From the listing below, pull out every line that contains the string "process" and copy each one in full.

═══ Stored data ═══

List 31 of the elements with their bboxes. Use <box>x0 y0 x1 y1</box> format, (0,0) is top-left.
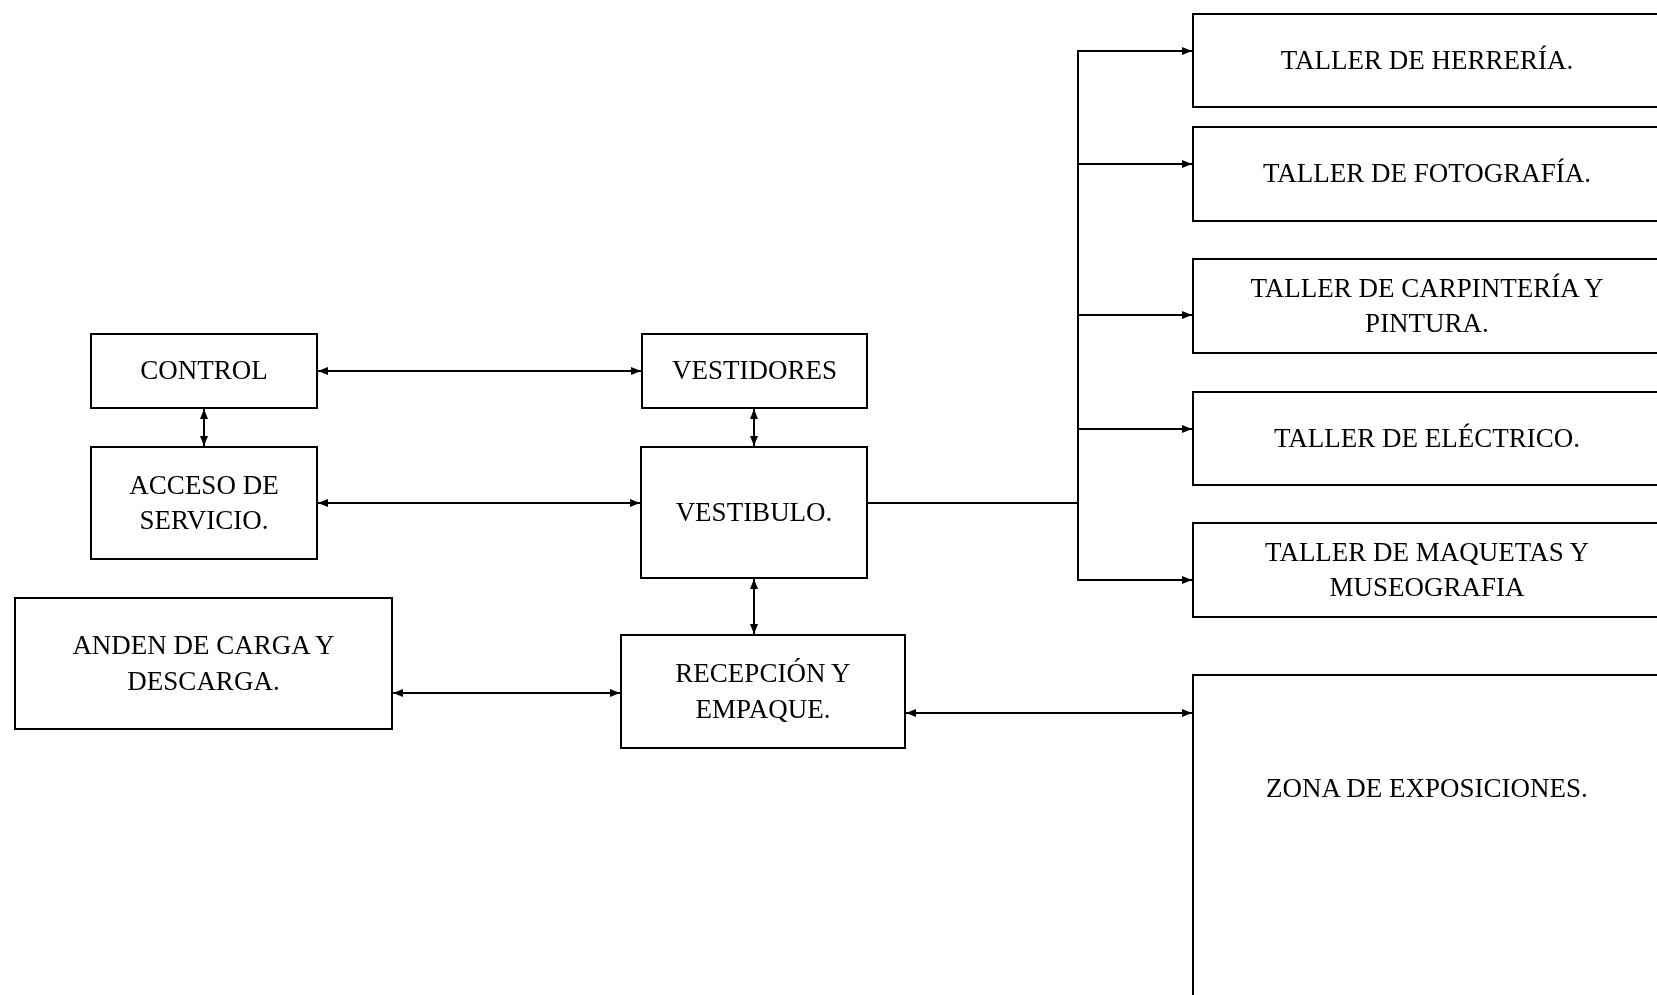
node-label: TALLER DE CARPINTERÍA Y PINTURA. <box>1249 271 1605 340</box>
process-box <box>90 333 318 409</box>
arrow <box>392 689 621 697</box>
arrow <box>750 408 758 447</box>
process-box <box>1192 13 1657 108</box>
node-label: VESTIDORES <box>672 354 837 388</box>
node-label: TALLER DE MAQUETAS Y MUSEOGRAFIA <box>1264 535 1590 604</box>
arrow <box>200 408 208 447</box>
arrow <box>317 367 642 375</box>
process-box <box>1192 391 1657 486</box>
zone-box <box>1192 674 1657 995</box>
arrow <box>750 578 758 635</box>
node-label: CONTROL <box>140 354 268 388</box>
node-label: TALLER DE HERRERÍA. <box>1280 43 1574 77</box>
node-label: TALLER DE FOTOGRAFÍA. <box>1262 157 1592 191</box>
process-box <box>90 446 318 560</box>
node-label: ANDEN DE CARGA Y DESCARGA. <box>71 629 336 698</box>
node-label: ACCESO DE SERVICIO. <box>128 468 280 537</box>
process-box <box>1192 522 1657 618</box>
process-box <box>620 634 906 749</box>
node-label: ZONA DE EXPOSICIONES. <box>1266 772 1588 805</box>
process-box <box>1192 126 1657 222</box>
process-box <box>1192 258 1657 354</box>
process-box <box>641 333 868 409</box>
node-label: TALLER DE ELÉCTRICO. <box>1273 421 1580 455</box>
node-label: RECEPCIÓN Y EMPAQUE. <box>674 657 852 726</box>
arrow <box>905 709 1193 717</box>
node-label: VESTIBULO. <box>675 495 833 529</box>
process-box <box>640 446 868 579</box>
arrow <box>317 499 641 507</box>
process-box <box>14 597 393 730</box>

═══

- **Output of the task**:
process-box <box>90 333 318 409</box>
process-box <box>1192 13 1657 108</box>
process-box <box>1192 391 1657 486</box>
process-box <box>90 446 318 560</box>
process-box <box>1192 522 1657 618</box>
process-box <box>620 634 906 749</box>
process-box <box>1192 126 1657 222</box>
process-box <box>1192 258 1657 354</box>
process-box <box>641 333 868 409</box>
process-box <box>640 446 868 579</box>
process-box <box>14 597 393 730</box>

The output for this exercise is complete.